# START OF Provided material

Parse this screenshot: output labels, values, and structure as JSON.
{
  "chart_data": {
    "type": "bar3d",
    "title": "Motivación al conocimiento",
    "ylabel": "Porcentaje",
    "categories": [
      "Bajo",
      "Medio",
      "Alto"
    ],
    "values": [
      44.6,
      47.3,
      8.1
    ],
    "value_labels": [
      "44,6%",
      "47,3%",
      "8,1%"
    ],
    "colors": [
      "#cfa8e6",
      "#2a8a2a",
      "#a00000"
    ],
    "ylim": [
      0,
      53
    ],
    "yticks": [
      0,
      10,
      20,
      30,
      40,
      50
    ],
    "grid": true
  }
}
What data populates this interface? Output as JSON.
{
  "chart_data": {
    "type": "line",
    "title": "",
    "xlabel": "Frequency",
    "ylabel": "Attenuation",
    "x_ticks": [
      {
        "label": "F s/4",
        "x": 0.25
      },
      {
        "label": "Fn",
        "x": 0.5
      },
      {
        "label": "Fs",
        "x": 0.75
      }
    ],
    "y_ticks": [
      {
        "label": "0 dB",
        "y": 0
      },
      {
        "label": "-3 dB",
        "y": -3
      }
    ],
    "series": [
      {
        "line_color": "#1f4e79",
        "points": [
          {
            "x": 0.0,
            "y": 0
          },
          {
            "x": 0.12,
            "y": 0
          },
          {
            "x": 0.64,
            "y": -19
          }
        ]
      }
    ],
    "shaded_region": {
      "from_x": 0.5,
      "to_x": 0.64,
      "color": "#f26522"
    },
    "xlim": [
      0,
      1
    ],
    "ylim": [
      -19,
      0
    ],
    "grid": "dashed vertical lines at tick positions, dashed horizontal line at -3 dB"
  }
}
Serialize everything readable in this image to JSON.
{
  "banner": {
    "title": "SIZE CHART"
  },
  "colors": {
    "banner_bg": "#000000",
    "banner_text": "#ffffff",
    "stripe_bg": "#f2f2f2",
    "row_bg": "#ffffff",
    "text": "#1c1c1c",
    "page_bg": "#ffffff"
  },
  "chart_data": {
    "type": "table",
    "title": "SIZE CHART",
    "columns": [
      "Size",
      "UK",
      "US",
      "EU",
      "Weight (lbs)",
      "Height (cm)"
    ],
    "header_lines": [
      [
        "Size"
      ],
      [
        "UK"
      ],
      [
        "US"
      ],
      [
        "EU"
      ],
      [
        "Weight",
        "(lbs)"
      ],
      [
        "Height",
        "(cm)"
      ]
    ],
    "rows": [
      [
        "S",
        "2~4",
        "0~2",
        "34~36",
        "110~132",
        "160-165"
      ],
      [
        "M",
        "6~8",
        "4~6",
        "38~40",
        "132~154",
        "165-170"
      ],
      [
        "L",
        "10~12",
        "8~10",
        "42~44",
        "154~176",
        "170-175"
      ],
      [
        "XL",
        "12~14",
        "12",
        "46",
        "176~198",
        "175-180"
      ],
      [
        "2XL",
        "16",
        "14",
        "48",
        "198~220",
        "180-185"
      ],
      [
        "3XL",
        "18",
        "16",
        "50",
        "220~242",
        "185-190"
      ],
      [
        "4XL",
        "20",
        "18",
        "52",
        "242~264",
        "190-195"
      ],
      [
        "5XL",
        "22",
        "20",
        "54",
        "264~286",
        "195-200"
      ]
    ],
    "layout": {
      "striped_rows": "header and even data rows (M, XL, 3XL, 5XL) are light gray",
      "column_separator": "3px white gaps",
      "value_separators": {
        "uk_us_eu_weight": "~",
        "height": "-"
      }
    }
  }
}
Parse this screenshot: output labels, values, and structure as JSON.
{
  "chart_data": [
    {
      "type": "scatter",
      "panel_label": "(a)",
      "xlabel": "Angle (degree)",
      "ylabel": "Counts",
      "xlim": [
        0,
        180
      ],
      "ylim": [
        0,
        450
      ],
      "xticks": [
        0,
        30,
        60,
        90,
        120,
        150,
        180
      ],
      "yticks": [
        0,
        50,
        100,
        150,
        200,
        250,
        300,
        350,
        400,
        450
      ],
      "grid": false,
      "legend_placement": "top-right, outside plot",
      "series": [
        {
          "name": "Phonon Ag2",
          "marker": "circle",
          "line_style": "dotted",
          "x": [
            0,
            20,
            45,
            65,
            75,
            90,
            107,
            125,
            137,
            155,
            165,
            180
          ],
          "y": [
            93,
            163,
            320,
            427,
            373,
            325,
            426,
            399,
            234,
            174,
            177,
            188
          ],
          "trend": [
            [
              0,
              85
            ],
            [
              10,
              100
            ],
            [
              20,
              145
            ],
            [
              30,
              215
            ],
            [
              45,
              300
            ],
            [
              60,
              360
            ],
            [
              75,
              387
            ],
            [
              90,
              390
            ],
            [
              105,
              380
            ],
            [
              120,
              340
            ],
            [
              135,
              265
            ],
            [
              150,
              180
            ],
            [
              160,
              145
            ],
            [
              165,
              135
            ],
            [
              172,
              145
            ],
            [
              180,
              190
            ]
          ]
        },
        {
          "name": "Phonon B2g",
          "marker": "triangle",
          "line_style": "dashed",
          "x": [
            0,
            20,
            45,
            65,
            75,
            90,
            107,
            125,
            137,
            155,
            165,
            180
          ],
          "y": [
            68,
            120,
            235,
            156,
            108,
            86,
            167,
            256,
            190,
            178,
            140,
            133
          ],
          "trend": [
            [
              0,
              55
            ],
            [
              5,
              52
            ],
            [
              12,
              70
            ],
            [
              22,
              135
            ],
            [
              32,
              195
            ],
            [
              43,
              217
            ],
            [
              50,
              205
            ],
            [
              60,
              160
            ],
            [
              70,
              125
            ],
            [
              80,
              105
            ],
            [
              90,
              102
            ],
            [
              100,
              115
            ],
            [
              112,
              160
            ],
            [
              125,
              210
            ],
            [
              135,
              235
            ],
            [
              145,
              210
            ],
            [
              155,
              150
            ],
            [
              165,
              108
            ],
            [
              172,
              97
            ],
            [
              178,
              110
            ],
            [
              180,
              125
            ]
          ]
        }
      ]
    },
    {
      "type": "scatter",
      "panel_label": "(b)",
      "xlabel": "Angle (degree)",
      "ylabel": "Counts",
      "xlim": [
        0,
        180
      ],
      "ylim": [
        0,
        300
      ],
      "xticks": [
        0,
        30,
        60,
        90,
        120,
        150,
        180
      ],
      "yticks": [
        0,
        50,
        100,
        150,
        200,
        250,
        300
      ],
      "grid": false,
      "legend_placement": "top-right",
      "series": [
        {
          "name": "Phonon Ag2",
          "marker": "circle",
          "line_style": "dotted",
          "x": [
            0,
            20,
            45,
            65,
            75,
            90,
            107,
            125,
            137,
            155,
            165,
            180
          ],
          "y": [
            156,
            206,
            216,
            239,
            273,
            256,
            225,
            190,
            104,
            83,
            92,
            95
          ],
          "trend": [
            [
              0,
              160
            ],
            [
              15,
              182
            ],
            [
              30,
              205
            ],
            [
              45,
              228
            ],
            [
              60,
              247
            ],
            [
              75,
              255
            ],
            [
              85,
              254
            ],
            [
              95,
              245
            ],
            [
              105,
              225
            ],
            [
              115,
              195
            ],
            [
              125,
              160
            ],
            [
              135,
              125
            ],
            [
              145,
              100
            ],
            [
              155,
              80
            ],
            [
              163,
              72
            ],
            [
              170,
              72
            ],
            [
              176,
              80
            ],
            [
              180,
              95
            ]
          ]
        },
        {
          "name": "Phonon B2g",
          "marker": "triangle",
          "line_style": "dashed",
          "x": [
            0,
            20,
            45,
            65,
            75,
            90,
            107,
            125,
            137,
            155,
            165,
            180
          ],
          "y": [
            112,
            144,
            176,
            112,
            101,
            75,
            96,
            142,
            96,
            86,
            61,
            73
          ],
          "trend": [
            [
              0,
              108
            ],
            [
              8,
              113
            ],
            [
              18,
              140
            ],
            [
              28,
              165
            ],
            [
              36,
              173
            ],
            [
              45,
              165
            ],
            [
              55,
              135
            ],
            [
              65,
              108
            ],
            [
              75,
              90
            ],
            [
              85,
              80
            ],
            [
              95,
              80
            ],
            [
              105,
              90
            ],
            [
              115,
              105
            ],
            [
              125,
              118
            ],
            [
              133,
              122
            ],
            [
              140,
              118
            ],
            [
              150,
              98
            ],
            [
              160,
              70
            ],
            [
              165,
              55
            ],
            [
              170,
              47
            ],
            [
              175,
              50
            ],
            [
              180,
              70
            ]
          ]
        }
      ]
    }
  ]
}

# END OF Provided material

*Given request:*
Gather each line in these records that contains the string "type".

*Exercise response:*
    "type": "bar3d",
    "type": "line",
    "type": "table",
      "type": "scatter",
      "type": "scatter",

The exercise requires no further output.